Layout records

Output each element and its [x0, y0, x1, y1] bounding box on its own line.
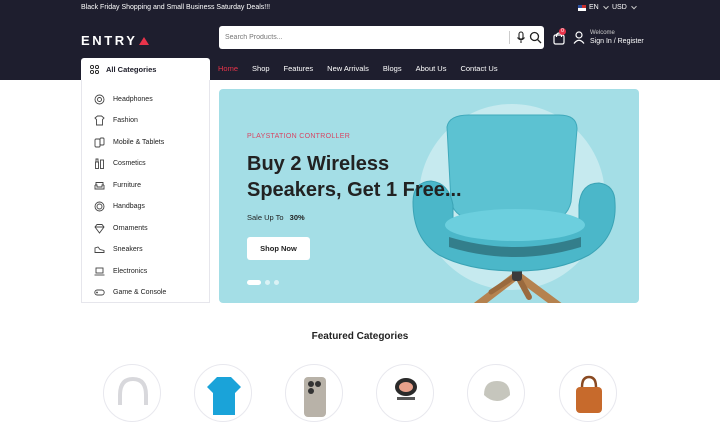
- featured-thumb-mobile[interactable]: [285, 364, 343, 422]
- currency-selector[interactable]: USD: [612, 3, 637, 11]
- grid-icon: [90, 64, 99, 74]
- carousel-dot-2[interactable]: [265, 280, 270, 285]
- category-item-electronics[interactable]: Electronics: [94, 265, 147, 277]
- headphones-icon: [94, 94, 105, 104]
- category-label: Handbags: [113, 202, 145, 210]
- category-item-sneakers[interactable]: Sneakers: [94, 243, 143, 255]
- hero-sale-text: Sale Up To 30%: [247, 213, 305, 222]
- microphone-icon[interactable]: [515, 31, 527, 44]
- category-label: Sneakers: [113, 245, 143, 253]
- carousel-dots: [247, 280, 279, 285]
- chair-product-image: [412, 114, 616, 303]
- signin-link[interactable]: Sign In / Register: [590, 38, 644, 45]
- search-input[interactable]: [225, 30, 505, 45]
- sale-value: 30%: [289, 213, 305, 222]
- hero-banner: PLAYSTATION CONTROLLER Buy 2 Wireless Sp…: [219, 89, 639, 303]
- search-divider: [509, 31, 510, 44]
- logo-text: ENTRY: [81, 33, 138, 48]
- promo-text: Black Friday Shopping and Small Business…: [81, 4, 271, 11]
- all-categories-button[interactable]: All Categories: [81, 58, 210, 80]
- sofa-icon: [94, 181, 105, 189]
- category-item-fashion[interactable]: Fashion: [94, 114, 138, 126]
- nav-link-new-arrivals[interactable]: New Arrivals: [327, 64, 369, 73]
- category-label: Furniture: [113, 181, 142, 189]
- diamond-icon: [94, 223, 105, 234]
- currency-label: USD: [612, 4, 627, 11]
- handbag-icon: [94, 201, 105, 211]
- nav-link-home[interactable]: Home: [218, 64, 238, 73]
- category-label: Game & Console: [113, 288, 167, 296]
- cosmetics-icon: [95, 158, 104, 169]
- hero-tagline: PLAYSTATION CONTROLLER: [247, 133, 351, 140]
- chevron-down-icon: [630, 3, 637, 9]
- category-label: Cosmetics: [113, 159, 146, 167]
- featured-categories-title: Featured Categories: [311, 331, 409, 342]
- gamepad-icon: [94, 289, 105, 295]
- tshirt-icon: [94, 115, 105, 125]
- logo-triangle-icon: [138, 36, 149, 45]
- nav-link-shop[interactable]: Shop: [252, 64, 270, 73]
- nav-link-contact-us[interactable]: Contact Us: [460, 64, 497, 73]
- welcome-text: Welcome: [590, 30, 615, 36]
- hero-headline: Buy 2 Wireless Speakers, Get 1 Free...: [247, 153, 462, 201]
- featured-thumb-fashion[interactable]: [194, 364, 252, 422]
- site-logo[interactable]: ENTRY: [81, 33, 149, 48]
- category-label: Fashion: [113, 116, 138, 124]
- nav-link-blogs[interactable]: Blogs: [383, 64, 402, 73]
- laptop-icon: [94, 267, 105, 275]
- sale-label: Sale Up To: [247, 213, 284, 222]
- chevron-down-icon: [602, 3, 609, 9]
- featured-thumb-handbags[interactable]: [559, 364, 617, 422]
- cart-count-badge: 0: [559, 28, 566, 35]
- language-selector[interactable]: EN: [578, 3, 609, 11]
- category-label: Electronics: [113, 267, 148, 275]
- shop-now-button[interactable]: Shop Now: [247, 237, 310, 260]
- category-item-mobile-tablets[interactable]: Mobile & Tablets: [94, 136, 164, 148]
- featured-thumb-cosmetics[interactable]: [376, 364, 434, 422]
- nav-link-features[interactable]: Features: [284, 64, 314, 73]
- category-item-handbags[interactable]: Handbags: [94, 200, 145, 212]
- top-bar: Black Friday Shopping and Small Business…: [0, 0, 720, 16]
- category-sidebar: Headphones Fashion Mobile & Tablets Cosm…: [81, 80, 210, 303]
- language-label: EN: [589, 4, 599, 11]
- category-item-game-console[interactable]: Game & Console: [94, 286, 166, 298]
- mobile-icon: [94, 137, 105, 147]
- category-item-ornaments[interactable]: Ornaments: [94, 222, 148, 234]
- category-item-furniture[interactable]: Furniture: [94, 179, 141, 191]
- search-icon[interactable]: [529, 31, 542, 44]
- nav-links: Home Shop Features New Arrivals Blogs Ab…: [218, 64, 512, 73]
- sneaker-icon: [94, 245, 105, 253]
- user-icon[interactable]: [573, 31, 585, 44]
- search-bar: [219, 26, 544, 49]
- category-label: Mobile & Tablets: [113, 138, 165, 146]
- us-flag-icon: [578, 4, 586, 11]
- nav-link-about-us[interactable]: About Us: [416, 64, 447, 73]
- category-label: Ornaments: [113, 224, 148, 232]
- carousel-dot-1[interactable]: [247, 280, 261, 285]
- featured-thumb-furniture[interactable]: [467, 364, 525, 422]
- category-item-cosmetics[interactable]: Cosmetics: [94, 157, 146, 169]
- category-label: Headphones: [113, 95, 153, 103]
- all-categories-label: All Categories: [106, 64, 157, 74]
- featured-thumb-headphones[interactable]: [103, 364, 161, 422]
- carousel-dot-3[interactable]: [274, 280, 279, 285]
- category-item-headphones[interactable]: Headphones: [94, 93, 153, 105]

Work to be completed:
Locate each line in the data above that contains the string "featured" and copy those lines. Case counts.

Exercise output:
- featured-thumb-mobile[interactable]: [285, 364, 343, 422]
- featured-categories-title: Featured Categories: [311, 331, 409, 342]
- featured-thumb-fashion[interactable]: [194, 364, 252, 422]
- featured-thumb-handbags[interactable]: [559, 364, 617, 422]
- featured-thumb-cosmetics[interactable]: [376, 364, 434, 422]
- featured-thumb-furniture[interactable]: [467, 364, 525, 422]
- featured-thumb-headphones[interactable]: [103, 364, 161, 422]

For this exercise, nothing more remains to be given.